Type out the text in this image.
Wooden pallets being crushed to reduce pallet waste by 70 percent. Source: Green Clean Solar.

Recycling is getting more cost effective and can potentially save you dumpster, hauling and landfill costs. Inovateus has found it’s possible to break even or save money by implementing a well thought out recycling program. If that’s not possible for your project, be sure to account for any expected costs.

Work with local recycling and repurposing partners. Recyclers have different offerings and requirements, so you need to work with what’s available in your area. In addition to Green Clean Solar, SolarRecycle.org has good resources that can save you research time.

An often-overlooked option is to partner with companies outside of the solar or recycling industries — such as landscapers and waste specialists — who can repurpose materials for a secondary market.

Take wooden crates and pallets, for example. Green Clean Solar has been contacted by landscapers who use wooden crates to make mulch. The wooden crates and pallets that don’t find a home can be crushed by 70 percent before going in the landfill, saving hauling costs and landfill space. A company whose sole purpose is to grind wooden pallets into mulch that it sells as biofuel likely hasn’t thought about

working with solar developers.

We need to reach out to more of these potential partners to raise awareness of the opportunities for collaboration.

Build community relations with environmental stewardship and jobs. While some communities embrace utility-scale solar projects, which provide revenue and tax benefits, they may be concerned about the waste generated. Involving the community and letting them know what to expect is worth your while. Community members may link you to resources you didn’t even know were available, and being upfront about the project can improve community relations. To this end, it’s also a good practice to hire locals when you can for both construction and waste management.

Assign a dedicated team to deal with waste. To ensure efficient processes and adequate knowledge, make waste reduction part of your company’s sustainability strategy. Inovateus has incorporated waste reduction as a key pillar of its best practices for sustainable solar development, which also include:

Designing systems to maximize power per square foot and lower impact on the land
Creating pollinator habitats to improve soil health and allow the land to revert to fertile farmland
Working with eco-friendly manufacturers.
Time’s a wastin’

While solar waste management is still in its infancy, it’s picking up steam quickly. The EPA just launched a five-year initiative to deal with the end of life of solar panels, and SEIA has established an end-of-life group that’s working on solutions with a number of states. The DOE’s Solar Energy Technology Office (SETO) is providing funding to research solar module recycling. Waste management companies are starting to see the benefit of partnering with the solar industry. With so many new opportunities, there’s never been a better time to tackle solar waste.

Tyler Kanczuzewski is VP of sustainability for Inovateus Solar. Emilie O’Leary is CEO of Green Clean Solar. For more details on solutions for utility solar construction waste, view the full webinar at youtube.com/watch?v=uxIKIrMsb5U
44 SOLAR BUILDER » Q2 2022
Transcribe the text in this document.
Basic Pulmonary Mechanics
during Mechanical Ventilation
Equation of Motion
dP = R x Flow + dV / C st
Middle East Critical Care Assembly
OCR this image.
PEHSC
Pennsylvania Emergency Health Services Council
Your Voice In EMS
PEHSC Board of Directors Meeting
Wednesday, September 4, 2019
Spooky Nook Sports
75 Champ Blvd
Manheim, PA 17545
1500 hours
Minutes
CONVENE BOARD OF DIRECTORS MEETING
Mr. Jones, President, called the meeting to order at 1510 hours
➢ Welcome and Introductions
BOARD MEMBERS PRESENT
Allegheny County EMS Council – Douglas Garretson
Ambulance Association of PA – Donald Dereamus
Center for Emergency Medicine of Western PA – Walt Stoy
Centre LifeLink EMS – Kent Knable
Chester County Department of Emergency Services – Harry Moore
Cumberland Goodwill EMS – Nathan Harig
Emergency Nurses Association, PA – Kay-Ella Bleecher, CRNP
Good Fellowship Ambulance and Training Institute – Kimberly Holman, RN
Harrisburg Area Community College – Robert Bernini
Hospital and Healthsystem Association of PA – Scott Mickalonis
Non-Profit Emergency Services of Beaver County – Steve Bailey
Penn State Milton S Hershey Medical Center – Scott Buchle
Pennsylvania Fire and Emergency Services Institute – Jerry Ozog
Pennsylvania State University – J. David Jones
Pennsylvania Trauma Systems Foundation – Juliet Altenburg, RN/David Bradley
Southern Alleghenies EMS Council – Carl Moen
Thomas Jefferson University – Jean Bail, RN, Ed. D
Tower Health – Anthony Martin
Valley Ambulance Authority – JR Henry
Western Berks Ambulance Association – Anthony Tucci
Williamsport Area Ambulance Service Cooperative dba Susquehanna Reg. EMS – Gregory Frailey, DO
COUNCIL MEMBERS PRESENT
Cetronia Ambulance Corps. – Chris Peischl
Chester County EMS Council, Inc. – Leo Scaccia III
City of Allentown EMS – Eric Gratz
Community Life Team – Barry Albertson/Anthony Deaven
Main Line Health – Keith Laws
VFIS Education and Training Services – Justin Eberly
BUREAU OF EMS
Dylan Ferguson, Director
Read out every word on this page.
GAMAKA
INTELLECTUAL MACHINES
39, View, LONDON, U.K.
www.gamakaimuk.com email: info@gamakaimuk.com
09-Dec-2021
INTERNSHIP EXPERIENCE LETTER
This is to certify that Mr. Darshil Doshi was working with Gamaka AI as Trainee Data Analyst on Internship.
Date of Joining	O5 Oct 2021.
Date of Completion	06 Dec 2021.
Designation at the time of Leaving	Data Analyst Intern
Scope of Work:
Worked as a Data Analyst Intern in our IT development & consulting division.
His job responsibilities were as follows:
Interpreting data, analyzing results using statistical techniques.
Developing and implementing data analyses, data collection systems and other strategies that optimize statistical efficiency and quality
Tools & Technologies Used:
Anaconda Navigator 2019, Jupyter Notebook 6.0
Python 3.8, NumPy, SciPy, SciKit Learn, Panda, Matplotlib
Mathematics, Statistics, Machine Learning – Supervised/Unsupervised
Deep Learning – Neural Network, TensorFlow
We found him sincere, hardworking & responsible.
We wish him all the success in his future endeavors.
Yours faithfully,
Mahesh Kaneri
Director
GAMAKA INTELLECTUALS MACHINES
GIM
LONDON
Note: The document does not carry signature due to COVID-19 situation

→ SHORT EXERCISE
Identify which lines contain the word "David" and copy each one.

→ WRITTEN SOLUTION
Pennsylvania State University – J. David Jones
Pennsylvania Trauma Systems Foundation – Juliet Altenburg, RN/David Bradley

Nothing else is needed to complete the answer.